> [Source text]
────────────────────────────────────────

What awareness did the defendant have of particular dangers posed by the nature of the crime, weapons used, or past experience or conduct of the other participants? Was the defendant present at the scene of the killing, in a position to facilitate or prevent the actual murder, and did his or her own actions or inaction play a particular role in the death? What did the defendant do after lethal force was used? No one of these considerations is necessary, nor is any one of them necessarily sufficient. All may be weighed in determining the ultimate question, whether the defendant’s participation . . . was sufficiently significant to be considered ‘major’ [citations].” (Banks, supra, 61 Cal.4th at p. 803, fn. 5 omitted.)
Elaborating on the reckless indifference requirement, the Supreme Court explained that “ ‘[r]eckless indifference to human life is “implicit in knowingly engaging in criminal activities known to carry a grave risk of death.” ’ [Citation.]” (People v. Emanuel (2025) 17 Cal.5th 867, 883 (Emanuel).) “The defendant must be aware of and willingly involved in the violent manner in which the particular offense is committed, demonstrating reckless indifference to the significant risk of death his or her actions create.” (Banks, supra, 61 Cal.4th at p. 801.) Moreover, the major participation and reckless indifference elements are interrelated such that “ ‘the greater the defendant’s participation in the felony murder, the more likely that he acted with reckless indifference to human life.’ ” (People v. Clark (2016) 63 Cal.4th 522, 614 (Clark), quoting Tison v. Arizona, supra, 481 U.S. at p. 153.) However, even significant participation does not necessarily entail possession of the requisite mental state. (Clark, at p. 617.) Instead, reckless indifference “ ‘encompasses a willingness to kill (or to assist another in killing) to achieve a distinct aim, even if the defendant does not specifically desire that death as the outcome of his actions.’ [Citation.]” (Emanuel, at p. 883.)

────────────────────────────────────────

> [Stated goal A] Decide whether each statement below agrees with the passage on felony-murder liability, answering yes or no and quoting the words of the passage that settle it. (i) None of the listed considerations is required for a finding of major participation. (ii) Significant participation in the felony always means the defendant had the required mental state. (iii) Reckless indifference requires that the defendant specifically want death to result.

Boxed element entries
────────────────────────────────────────

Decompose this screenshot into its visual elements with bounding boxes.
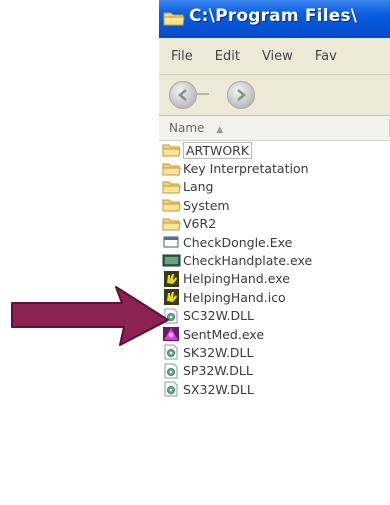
file-name: CheckDongle.Exe [183, 234, 293, 250]
file-list-item[interactable]: SP32W.DLL [159, 362, 390, 380]
back-dropdown-icon[interactable] [197, 93, 209, 95]
toolbar [159, 75, 390, 116]
file-list-item[interactable]: Lang [159, 178, 390, 196]
monitor-app-icon [162, 253, 181, 269]
file-list-item[interactable]: HelpingHand.ico [159, 288, 390, 306]
menu-bar: File Edit View Fav [159, 38, 390, 75]
window-app-icon [162, 234, 181, 250]
file-name: SP32W.DLL [183, 363, 253, 379]
file-list-item[interactable]: Key Interpretatation [159, 159, 390, 177]
folder-icon [162, 216, 181, 232]
file-list-item[interactable]: CheckHandplate.exe [159, 251, 390, 269]
folder-icon [162, 197, 181, 213]
back-button[interactable] [169, 81, 197, 109]
file-list-item[interactable]: SK32W.DLL [159, 343, 390, 361]
file-name: SentMed.exe [183, 326, 265, 342]
file-name: SX32W.DLL [183, 381, 254, 397]
file-list-item[interactable]: SentMed.exe [159, 325, 390, 343]
file-name: V6R2 [183, 216, 217, 232]
file-name: Key Interpretatation [183, 161, 309, 177]
back-arrow-icon [178, 89, 187, 101]
window-title: C:\Program Files\ [189, 6, 358, 26]
folder-icon [162, 161, 181, 177]
file-name: CheckHandplate.exe [183, 253, 313, 269]
file-list-item[interactable]: HelpingHand.exe [159, 270, 390, 288]
file-list-item[interactable]: ARTWORK [159, 141, 390, 159]
file-name: SC32W.DLL [183, 308, 255, 324]
title-bar[interactable]: C:\Program Files\ [159, 0, 390, 38]
file-list-item[interactable]: CheckDongle.Exe [159, 233, 390, 251]
file-name: System [183, 197, 230, 213]
file-list-item[interactable]: SX32W.DLL [159, 380, 390, 398]
dll-icon [162, 381, 181, 397]
folder-icon [162, 179, 181, 195]
dll-icon [162, 363, 181, 379]
folder-icon [163, 12, 185, 26]
forward-button[interactable] [227, 81, 255, 109]
file-name: HelpingHand.ico [183, 289, 286, 305]
file-name: SK32W.DLL [183, 344, 254, 360]
file-list-item[interactable]: V6R2 [159, 215, 390, 233]
menu-view[interactable]: View [262, 49, 293, 64]
file-list-item[interactable]: System [159, 196, 390, 214]
folder-icon [162, 142, 181, 158]
file-name: Lang [183, 179, 214, 195]
name-column-label: Name [169, 121, 205, 135]
explorer-window: C:\Program Files\ File Edit View Fav Nam… [159, 0, 390, 505]
file-list-item[interactable]: SC32W.DLL [159, 307, 390, 325]
menu-edit[interactable]: Edit [215, 49, 240, 64]
forward-arrow-icon [237, 89, 246, 101]
name-column-header[interactable]: Name ▲ [159, 116, 390, 141]
pointer-arrow-icon [11, 286, 169, 346]
file-list: ARTWORK Key Interpretatation Lang System V6R… [159, 141, 390, 398]
file-name: ARTWORK [183, 141, 253, 159]
sort-arrow-icon: ▲ [216, 125, 224, 135]
file-name: HelpingHand.exe [183, 271, 290, 287]
menu-favorites[interactable]: Fav [315, 49, 337, 64]
menu-file[interactable]: File [171, 49, 193, 64]
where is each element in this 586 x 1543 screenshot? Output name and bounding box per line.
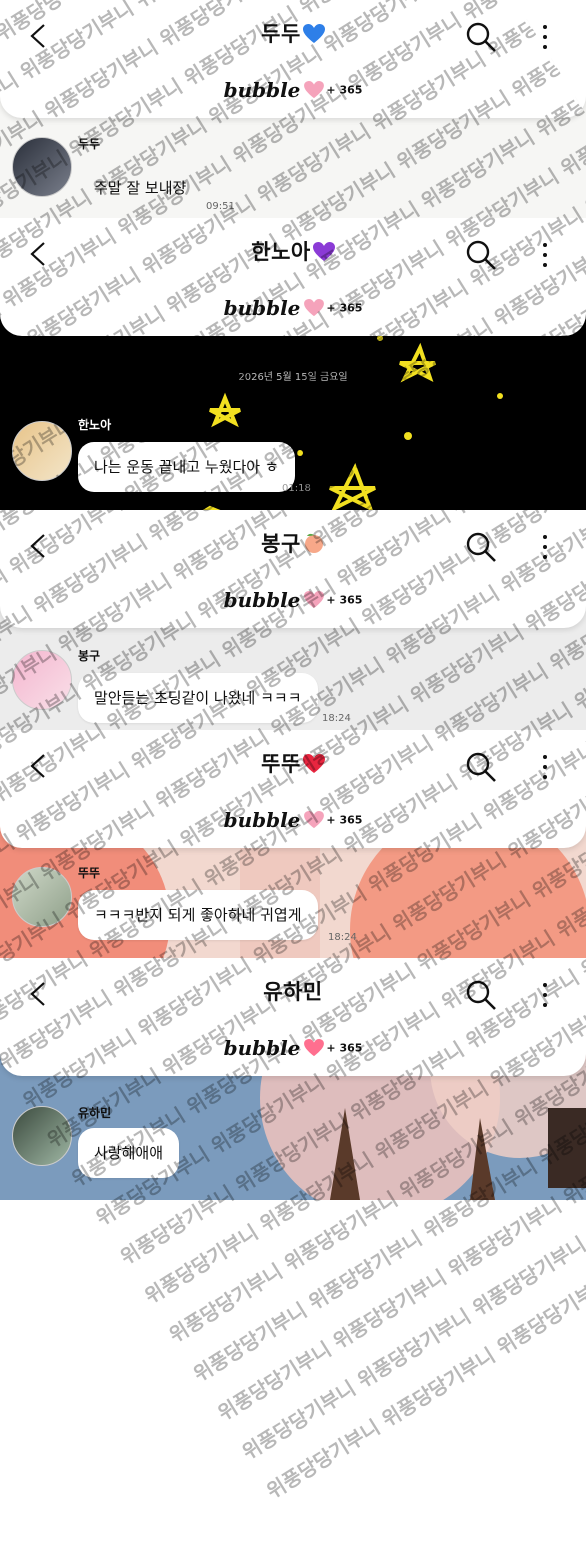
pink-heart-icon bbox=[304, 81, 325, 99]
chat-title: 봉구 bbox=[261, 532, 301, 556]
days-counter: + 365 bbox=[326, 83, 363, 97]
more-icon[interactable] bbox=[540, 980, 550, 1010]
message-time: 09:51 bbox=[206, 201, 235, 212]
days-counter: + 365 bbox=[326, 813, 363, 827]
chat-panel-2: 한노아 bubble + 365 2026년 5월 15일 금요일 한노아 나는 … bbox=[0, 218, 586, 514]
chat-title: 뚜뚜 bbox=[261, 752, 301, 776]
sender-name: 유하민 bbox=[78, 1106, 112, 1120]
avatar[interactable] bbox=[12, 650, 72, 710]
sender-name: 한노아 bbox=[78, 418, 112, 432]
chat-header: 유하민 bubble + 365 bbox=[0, 958, 586, 1076]
heart-emoji-icon bbox=[302, 24, 325, 43]
more-icon[interactable] bbox=[540, 22, 550, 52]
bubble-logo: bubble bbox=[223, 808, 301, 832]
subscription-bar: bubble + 365 bbox=[0, 296, 586, 320]
search-icon[interactable] bbox=[464, 20, 498, 54]
heart-emoji-icon bbox=[302, 754, 325, 773]
message-time: 18:24 bbox=[328, 932, 357, 943]
pink-heart-icon bbox=[304, 591, 325, 609]
more-icon[interactable] bbox=[540, 240, 550, 270]
sender-name: 뚜뚜 bbox=[78, 866, 101, 880]
bubble-logo: bubble bbox=[223, 1036, 301, 1060]
avatar[interactable] bbox=[12, 867, 72, 927]
peach-emoji-icon bbox=[304, 533, 323, 553]
subscription-bar: bubble + 365 bbox=[0, 1036, 586, 1060]
search-icon[interactable] bbox=[464, 978, 498, 1012]
message-time: 18:24 bbox=[322, 713, 351, 724]
message-bubble: 말안듣는 초딩같이 나왔네 ㅋㅋㅋ bbox=[78, 673, 318, 723]
search-icon[interactable] bbox=[464, 750, 498, 784]
chat-title: 한노아 bbox=[251, 240, 311, 264]
chat-header: 한노아 bubble + 365 bbox=[0, 218, 586, 336]
heart-emoji-icon bbox=[312, 242, 335, 261]
more-icon[interactable] bbox=[540, 532, 550, 562]
search-icon[interactable] bbox=[464, 530, 498, 564]
chat-header: 뚜뚜 bubble + 365 bbox=[0, 730, 586, 848]
sender-name: 봉구 bbox=[78, 649, 101, 663]
chat-title: 두두 bbox=[261, 22, 301, 46]
bubble-logo: bubble bbox=[223, 588, 301, 612]
avatar[interactable] bbox=[12, 1106, 72, 1166]
pink-heart-icon bbox=[304, 299, 325, 317]
chat-panel-4: 뚜뚜 bubble + 365 뚜뚜 ㅋㅋㅋ반지 되게 좋아하네 귀엽게 18:2… bbox=[0, 730, 586, 972]
sender-name: 두두 bbox=[78, 137, 101, 151]
subscription-bar: bubble + 365 bbox=[0, 588, 586, 612]
chat-panel-3: 봉구 bubble + 365 봉구 말안듣는 초딩같이 나왔네 ㅋㅋㅋ 18:2… bbox=[0, 510, 586, 735]
days-counter: + 365 bbox=[326, 1041, 363, 1055]
search-icon[interactable] bbox=[464, 238, 498, 272]
bubble-logo: bubble bbox=[223, 78, 301, 102]
date-divider: 2026년 5월 15일 금요일 bbox=[238, 372, 348, 383]
message-bubble: ㅋㅋㅋ반지 되게 좋아하네 귀엽게 bbox=[78, 890, 318, 940]
days-counter: + 365 bbox=[326, 593, 363, 607]
chat-panel-5: 유하민 bubble + 365 유하민 사랑해애애 bbox=[0, 958, 586, 1200]
chat-title: 유하민 bbox=[263, 980, 323, 1004]
subscription-bar: bubble + 365 bbox=[0, 808, 586, 832]
message-time: 01:18 bbox=[282, 483, 311, 494]
chat-header: 두두 bubble + 365 bbox=[0, 0, 586, 118]
days-counter: + 365 bbox=[326, 301, 363, 315]
bubble-logo: bubble bbox=[223, 296, 301, 320]
subscription-bar: bubble + 365 bbox=[0, 78, 586, 102]
avatar[interactable] bbox=[12, 137, 72, 197]
chat-panel-1: 두두 bubble + 365 두두 주말 잘 보내쟝 09:51 bbox=[0, 0, 586, 235]
more-icon[interactable] bbox=[540, 752, 550, 782]
pink-heart-icon bbox=[304, 811, 325, 829]
message-bubble: 사랑해애애 bbox=[78, 1128, 180, 1178]
chat-header: 봉구 bubble + 365 bbox=[0, 510, 586, 628]
avatar[interactable] bbox=[12, 421, 72, 481]
message-bubble: 주말 잘 보내쟝 bbox=[94, 179, 187, 197]
message-bubble: 나는 운동 끝내고 누웠다아 ㅎ bbox=[78, 442, 295, 492]
pink-heart-icon bbox=[304, 1039, 325, 1057]
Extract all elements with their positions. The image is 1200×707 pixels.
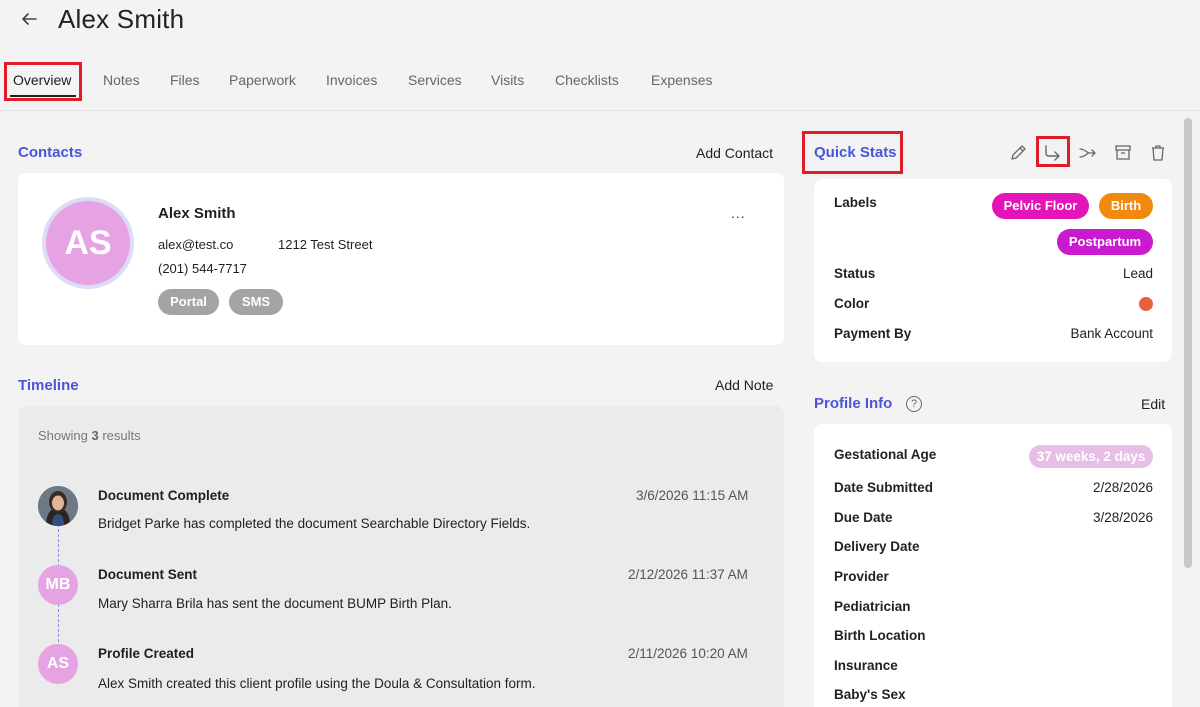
contact-more-button[interactable]: ...	[731, 205, 746, 221]
archive-icon[interactable]	[1112, 141, 1134, 163]
pencil-icon[interactable]	[1007, 142, 1029, 164]
profile-row-label: Baby's Sex	[834, 687, 906, 702]
timeline-item-title: Profile Created	[98, 646, 195, 661]
trash-icon[interactable]	[1147, 142, 1169, 164]
timeline-item-time: 2/12/2026 11:37 AM	[628, 567, 748, 582]
timeline-item-desc: Alex Smith created this client profile u…	[98, 676, 536, 691]
tab-invoices[interactable]: Invoices	[326, 62, 377, 100]
profile-row-value: 3/28/2026	[1092, 510, 1153, 525]
timeline-item-title: Document Sent	[98, 567, 198, 582]
avatar: AS	[42, 197, 134, 289]
profile-row-label: Insurance	[834, 658, 898, 673]
add-contact-button[interactable]: Add Contact	[696, 145, 773, 161]
color-label: Color	[834, 296, 870, 311]
tab-notes[interactable]: Notes	[103, 62, 140, 100]
portal-pill[interactable]: Portal	[158, 289, 219, 315]
profile-row-label: Gestational Age	[834, 447, 937, 462]
gestational-age-badge: 37 weeks, 2 days	[1029, 445, 1153, 468]
tab-services[interactable]: Services	[408, 62, 462, 100]
contacts-title: Contacts	[18, 144, 83, 161]
scrollbar[interactable]	[1184, 118, 1192, 568]
labels-label: Labels	[834, 195, 877, 210]
profile-row-label: Pediatrician	[834, 599, 911, 614]
timeline-item-time: 3/6/2026 11:15 AM	[636, 488, 749, 503]
timeline-item-desc: Bridget Parke has completed the document…	[98, 516, 531, 531]
sms-pill[interactable]: SMS	[229, 289, 283, 315]
contact-address: 1212 Test Street	[278, 237, 373, 252]
timeline-avatar: MB	[38, 565, 78, 605]
tab-expenses[interactable]: Expenses	[651, 62, 712, 100]
timeline-avatar: AS	[38, 644, 78, 684]
timeline-item-desc: Mary Sharra Brila has sent the document …	[98, 596, 452, 611]
contact-email[interactable]: alex@test.co	[158, 237, 233, 252]
tab-bar: Overview Notes Files Paperwork Invoices …	[0, 62, 1200, 102]
page-title: Alex Smith	[58, 4, 185, 34]
results-count: Showing 3 results	[38, 428, 141, 443]
back-arrow-icon[interactable]	[18, 8, 40, 30]
tabs-divider	[0, 110, 1200, 111]
profile-row-label: Date Submitted	[834, 480, 934, 495]
contact-phone[interactable]: (201) 544-7717	[158, 261, 247, 276]
status-label: Status	[834, 266, 876, 281]
showing-count: 3	[91, 428, 99, 443]
label-tag[interactable]: Pelvic Floor	[992, 193, 1089, 219]
quick-stats-title: Quick Stats	[814, 144, 897, 161]
profile-row-value: 2/28/2026	[1092, 480, 1153, 495]
tab-paperwork[interactable]: Paperwork	[229, 62, 296, 100]
tab-files[interactable]: Files	[170, 62, 200, 100]
status-value: Lead	[1122, 266, 1153, 281]
share-icon[interactable]	[1042, 141, 1064, 163]
page-header: Alex Smith	[0, 0, 1200, 44]
shuffle-icon[interactable]	[1077, 142, 1099, 164]
timeline-title: Timeline	[18, 377, 79, 394]
payment-by-value: Bank Account	[1070, 326, 1153, 341]
profile-row-label: Birth Location	[834, 628, 926, 643]
tab-visits[interactable]: Visits	[491, 62, 524, 100]
active-tab-indicator	[10, 95, 76, 97]
avatar-initials: AS	[46, 201, 130, 285]
color-dot	[1139, 297, 1153, 311]
payment-by-label: Payment By	[834, 326, 912, 341]
edit-profile-button[interactable]: Edit	[1141, 396, 1165, 412]
contact-name: Alex Smith	[158, 205, 236, 222]
contact-card	[18, 173, 784, 345]
profile-row-label: Due Date	[834, 510, 893, 525]
timeline-panel	[18, 406, 784, 707]
showing-suffix: results	[98, 428, 141, 443]
add-note-button[interactable]: Add Note	[715, 377, 773, 393]
label-tag[interactable]: Postpartum	[1057, 229, 1153, 255]
showing-prefix: Showing	[38, 428, 92, 443]
user-photo-avatar	[38, 486, 78, 526]
profile-info-title: Profile Info	[814, 395, 893, 412]
profile-row-label: Delivery Date	[834, 539, 920, 554]
tab-checklists[interactable]: Checklists	[555, 62, 619, 100]
timeline-item-title: Document Complete	[98, 488, 230, 503]
timeline-item-time: 2/11/2026 10:20 AM	[628, 646, 748, 661]
help-icon[interactable]: ?	[906, 396, 922, 412]
profile-row-label: Provider	[834, 569, 889, 584]
label-tag[interactable]: Birth	[1099, 193, 1153, 219]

────────────────────────────────────────

> [Stated goal B] In the entries, transcribe the stretch from the line containing "205, 746, 221]" through the line containing "timeline-item-time: 2/12/2026 11:37", reproducing every line precisely.

> [Task result A]
(i) Yes: "No one of these considerations is necessary, nor is any one of them necessarily sufficient."
(ii) No: "However, even significant participation does not necessarily entail possession of the requisite mental state."
(iii) No: "even if the defendant does not specifically desire that death as the outcome of his actions."

> [Task result B]
contact-more-button[interactable]: ...	[731, 205, 746, 221]
archive-icon[interactable]	[1112, 141, 1134, 163]
pencil-icon[interactable]	[1007, 142, 1029, 164]
profile-row-label: Baby's Sex	[834, 687, 906, 702]
timeline-item-title: Profile Created	[98, 646, 195, 661]
trash-icon[interactable]	[1147, 142, 1169, 164]
timeline-item-time: 2/12/2026 11:37 AM	[628, 567, 748, 582]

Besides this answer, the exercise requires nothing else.